══ The records ══

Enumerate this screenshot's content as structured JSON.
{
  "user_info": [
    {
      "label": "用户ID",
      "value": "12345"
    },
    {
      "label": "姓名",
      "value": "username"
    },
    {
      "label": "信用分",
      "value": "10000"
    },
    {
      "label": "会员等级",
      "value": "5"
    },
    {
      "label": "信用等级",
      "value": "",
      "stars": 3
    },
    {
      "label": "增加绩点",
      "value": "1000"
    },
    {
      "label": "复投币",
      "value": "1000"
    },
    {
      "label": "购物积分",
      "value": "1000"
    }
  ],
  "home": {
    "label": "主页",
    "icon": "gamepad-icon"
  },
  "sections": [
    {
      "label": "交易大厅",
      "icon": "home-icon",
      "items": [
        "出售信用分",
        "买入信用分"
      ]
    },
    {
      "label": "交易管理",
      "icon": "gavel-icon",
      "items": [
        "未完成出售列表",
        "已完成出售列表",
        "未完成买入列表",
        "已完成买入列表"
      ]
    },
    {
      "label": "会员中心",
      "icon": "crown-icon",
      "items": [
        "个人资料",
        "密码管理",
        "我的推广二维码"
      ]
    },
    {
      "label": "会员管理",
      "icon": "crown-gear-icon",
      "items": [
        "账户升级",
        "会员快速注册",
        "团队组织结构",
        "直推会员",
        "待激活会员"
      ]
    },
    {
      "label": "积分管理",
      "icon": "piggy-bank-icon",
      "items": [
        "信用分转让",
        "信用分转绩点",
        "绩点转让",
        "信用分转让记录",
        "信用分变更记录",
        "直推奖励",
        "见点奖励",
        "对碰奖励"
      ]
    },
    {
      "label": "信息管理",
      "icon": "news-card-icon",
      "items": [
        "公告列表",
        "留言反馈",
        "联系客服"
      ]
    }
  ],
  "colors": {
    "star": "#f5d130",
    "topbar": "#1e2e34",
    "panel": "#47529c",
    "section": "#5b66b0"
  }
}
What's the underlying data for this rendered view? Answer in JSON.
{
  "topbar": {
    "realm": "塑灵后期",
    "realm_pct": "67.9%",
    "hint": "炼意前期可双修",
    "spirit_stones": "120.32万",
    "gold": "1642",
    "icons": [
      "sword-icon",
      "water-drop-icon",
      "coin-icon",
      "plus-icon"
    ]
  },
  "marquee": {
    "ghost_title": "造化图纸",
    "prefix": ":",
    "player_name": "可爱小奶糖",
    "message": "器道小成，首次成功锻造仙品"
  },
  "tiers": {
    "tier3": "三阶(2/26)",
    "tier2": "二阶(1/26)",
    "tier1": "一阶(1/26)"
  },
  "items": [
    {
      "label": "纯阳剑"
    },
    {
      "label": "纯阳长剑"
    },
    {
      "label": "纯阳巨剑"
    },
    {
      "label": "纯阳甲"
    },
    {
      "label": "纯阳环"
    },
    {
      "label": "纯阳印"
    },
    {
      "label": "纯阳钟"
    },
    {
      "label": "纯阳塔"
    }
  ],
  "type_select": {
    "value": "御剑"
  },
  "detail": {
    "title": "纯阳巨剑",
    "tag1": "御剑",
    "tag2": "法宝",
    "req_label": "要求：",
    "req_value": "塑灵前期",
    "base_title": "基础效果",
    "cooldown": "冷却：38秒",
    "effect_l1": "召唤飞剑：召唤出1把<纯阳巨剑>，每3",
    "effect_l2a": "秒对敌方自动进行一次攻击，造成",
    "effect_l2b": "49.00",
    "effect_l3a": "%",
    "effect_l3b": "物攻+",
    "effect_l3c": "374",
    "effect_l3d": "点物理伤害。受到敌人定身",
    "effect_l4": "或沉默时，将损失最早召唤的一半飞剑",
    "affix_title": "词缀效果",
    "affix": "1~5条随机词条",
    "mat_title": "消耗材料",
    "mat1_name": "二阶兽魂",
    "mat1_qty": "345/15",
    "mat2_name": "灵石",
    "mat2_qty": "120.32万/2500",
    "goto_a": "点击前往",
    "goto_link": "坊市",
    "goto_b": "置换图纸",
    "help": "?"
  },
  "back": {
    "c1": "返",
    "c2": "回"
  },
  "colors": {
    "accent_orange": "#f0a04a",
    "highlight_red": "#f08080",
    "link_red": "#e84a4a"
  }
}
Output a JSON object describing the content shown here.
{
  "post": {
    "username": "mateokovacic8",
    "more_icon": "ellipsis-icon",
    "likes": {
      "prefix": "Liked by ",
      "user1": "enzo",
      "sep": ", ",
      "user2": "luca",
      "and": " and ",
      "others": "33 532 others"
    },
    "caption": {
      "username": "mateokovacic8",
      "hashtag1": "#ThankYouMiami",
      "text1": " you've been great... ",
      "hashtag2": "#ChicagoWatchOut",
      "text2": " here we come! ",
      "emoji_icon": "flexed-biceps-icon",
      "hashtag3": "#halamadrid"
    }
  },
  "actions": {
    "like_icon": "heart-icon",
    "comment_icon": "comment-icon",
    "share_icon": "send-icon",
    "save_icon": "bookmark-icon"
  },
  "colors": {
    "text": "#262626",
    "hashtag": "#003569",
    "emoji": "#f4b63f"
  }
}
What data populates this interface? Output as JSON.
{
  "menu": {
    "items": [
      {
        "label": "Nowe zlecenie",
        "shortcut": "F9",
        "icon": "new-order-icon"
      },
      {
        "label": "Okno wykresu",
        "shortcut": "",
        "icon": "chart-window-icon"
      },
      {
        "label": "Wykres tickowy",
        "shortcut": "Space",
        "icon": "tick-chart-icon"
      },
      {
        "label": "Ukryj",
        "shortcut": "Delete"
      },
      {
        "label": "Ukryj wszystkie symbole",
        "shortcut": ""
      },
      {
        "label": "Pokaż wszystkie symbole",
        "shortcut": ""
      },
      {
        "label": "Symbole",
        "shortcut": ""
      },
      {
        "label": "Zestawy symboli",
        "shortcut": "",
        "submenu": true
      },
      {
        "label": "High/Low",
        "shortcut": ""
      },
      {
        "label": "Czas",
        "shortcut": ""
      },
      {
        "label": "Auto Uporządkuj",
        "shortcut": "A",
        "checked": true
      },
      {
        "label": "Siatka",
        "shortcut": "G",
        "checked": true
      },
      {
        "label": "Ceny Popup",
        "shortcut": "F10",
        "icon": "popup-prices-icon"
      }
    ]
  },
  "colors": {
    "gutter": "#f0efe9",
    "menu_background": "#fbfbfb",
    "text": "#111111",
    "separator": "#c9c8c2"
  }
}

═══

▸ Task to complete
All of the entries must be quoted exactly; please include each one.

▸ Solved exercise
Enumerate this screenshot's content as structured JSON.
{
  "user_info": [
    {
      "label": "用户ID",
      "value": "12345"
    },
    {
      "label": "姓名",
      "value": "username"
    },
    {
      "label": "信用分",
      "value": "10000"
    },
    {
      "label": "会员等级",
      "value": "5"
    },
    {
      "label": "信用等级",
      "value": "",
      "stars": 3
    },
    {
      "label": "增加绩点",
      "value": "1000"
    },
    {
      "label": "复投币",
      "value": "1000"
    },
    {
      "label": "购物积分",
      "value": "1000"
    }
  ],
  "home": {
    "label": "主页",
    "icon": "gamepad-icon"
  },
  "sections": [
    {
      "label": "交易大厅",
      "icon": "home-icon",
      "items": [
        "出售信用分",
        "买入信用分"
      ]
    },
    {
      "label": "交易管理",
      "icon": "gavel-icon",
      "items": [
        "未完成出售列表",
        "已完成出售列表",
        "未完成买入列表",
        "已完成买入列表"
      ]
    },
    {
      "label": "会员中心",
      "icon": "crown-icon",
      "items": [
        "个人资料",
        "密码管理",
        "我的推广二维码"
      ]
    },
    {
      "label": "会员管理",
      "icon": "crown-gear-icon",
      "items": [
        "账户升级",
        "会员快速注册",
        "团队组织结构",
        "直推会员",
        "待激活会员"
      ]
    },
    {
      "label": "积分管理",
      "icon": "piggy-bank-icon",
      "items": [
        "信用分转让",
        "信用分转绩点",
        "绩点转让",
        "信用分转让记录",
        "信用分变更记录",
        "直推奖励",
        "见点奖励",
        "对碰奖励"
      ]
    },
    {
      "label": "信息管理",
      "icon": "news-card-icon",
      "items": [
        "公告列表",
        "留言反馈",
        "联系客服"
      ]
    }
  ],
  "colors": {
    "star": "#f5d130",
    "topbar": "#1e2e34",
    "panel": "#47529c",
    "section": "#5b66b0"
  }
}
What's the underlying data for this rendered view? Answer in JSON.
{
  "topbar": {
    "realm": "塑灵后期",
    "realm_pct": "67.9%",
    "hint": "炼意前期可双修",
    "spirit_stones": "120.32万",
    "gold": "1642",
    "icons": [
      "sword-icon",
      "water-drop-icon",
      "coin-icon",
      "plus-icon"
    ]
  },
  "marquee": {
    "ghost_title": "造化图纸",
    "prefix": ":",
    "player_name": "可爱小奶糖",
    "message": "器道小成，首次成功锻造仙品"
  },
  "tiers": {
    "tier3": "三阶(2/26)",
    "tier2": "二阶(1/26)",
    "tier1": "一阶(1/26)"
  },
  "items": [
    {
      "label": "纯阳剑"
    },
    {
      "label": "纯阳长剑"
    },
    {
      "label": "纯阳巨剑"
    },
    {
      "label": "纯阳甲"
    },
    {
      "label": "纯阳环"
    },
    {
      "label": "纯阳印"
    },
    {
      "label": "纯阳钟"
    },
    {
      "label": "纯阳塔"
    }
  ],
  "type_select": {
    "value": "御剑"
  },
  "detail": {
    "title": "纯阳巨剑",
    "tag1": "御剑",
    "tag2": "法宝",
    "req_label": "要求：",
    "req_value": "塑灵前期",
    "base_title": "基础效果",
    "cooldown": "冷却：38秒",
    "effect_l1": "召唤飞剑：召唤出1把<纯阳巨剑>，每3",
    "effect_l2a": "秒对敌方自动进行一次攻击，造成",
    "effect_l2b": "49.00",
    "effect_l3a": "%",
    "effect_l3b": "物攻+",
    "effect_l3c": "374",
    "effect_l3d": "点物理伤害。受到敌人定身",
    "effect_l4": "或沉默时，将损失最早召唤的一半飞剑",
    "affix_title": "词缀效果",
    "affix": "1~5条随机词条",
    "mat_title": "消耗材料",
    "mat1_name": "二阶兽魂",
    "mat1_qty": "345/15",
    "mat2_name": "灵石",
    "mat2_qty": "120.32万/2500",
    "goto_a": "点击前往",
    "goto_link": "坊市",
    "goto_b": "置换图纸",
    "help": "?"
  },
  "back": {
    "c1": "返",
    "c2": "回"
  },
  "colors": {
    "accent_orange": "#f0a04a",
    "highlight_red": "#f08080",
    "link_red": "#e84a4a"
  }
}
Output a JSON object describing the content shown here.
{
  "post": {
    "username": "mateokovacic8",
    "more_icon": "ellipsis-icon",
    "likes": {
      "prefix": "Liked by ",
      "user1": "enzo",
      "sep": ", ",
      "user2": "luca",
      "and": " and ",
      "others": "33 532 others"
    },
    "caption": {
      "username": "mateokovacic8",
      "hashtag1": "#ThankYouMiami",
      "text1": " you've been great... ",
      "hashtag2": "#ChicagoWatchOut",
      "text2": " here we come! ",
      "emoji_icon": "flexed-biceps-icon",
      "hashtag3": "#halamadrid"
    }
  },
  "actions": {
    "like_icon": "heart-icon",
    "comment_icon": "comment-icon",
    "share_icon": "send-icon",
    "save_icon": "bookmark-icon"
  },
  "colors": {
    "text": "#262626",
    "hashtag": "#003569",
    "emoji": "#f4b63f"
  }
}
What data populates this interface? Output as JSON.
{
  "menu": {
    "items": [
      {
        "label": "Nowe zlecenie",
        "shortcut": "F9",
        "icon": "new-order-icon"
      },
      {
        "label": "Okno wykresu",
        "shortcut": "",
        "icon": "chart-window-icon"
      },
      {
        "label": "Wykres tickowy",
        "shortcut": "Space",
        "icon": "tick-chart-icon"
      },
      {
        "label": "Ukryj",
        "shortcut": "Delete"
      },
      {
        "label": "Ukryj wszystkie symbole",
        "shortcut": ""
      },
      {
        "label": "Pokaż wszystkie symbole",
        "shortcut": ""
      },
      {
        "label": "Symbole",
        "shortcut": ""
      },
      {
        "label": "Zestawy symboli",
        "shortcut": "",
        "submenu": true
      },
      {
        "label": "High/Low",
        "shortcut": ""
      },
      {
        "label": "Czas",
        "shortcut": ""
      },
      {
        "label": "Auto Uporządkuj",
        "shortcut": "A",
        "checked": true
      },
      {
        "label": "Siatka",
        "shortcut": "G",
        "checked": true
      },
      {
        "label": "Ceny Popup",
        "shortcut": "F10",
        "icon": "popup-prices-icon"
      }
    ]
  },
  "colors": {
    "gutter": "#f0efe9",
    "menu_background": "#fbfbfb",
    "text": "#111111",
    "separator": "#c9c8c2"
  }
}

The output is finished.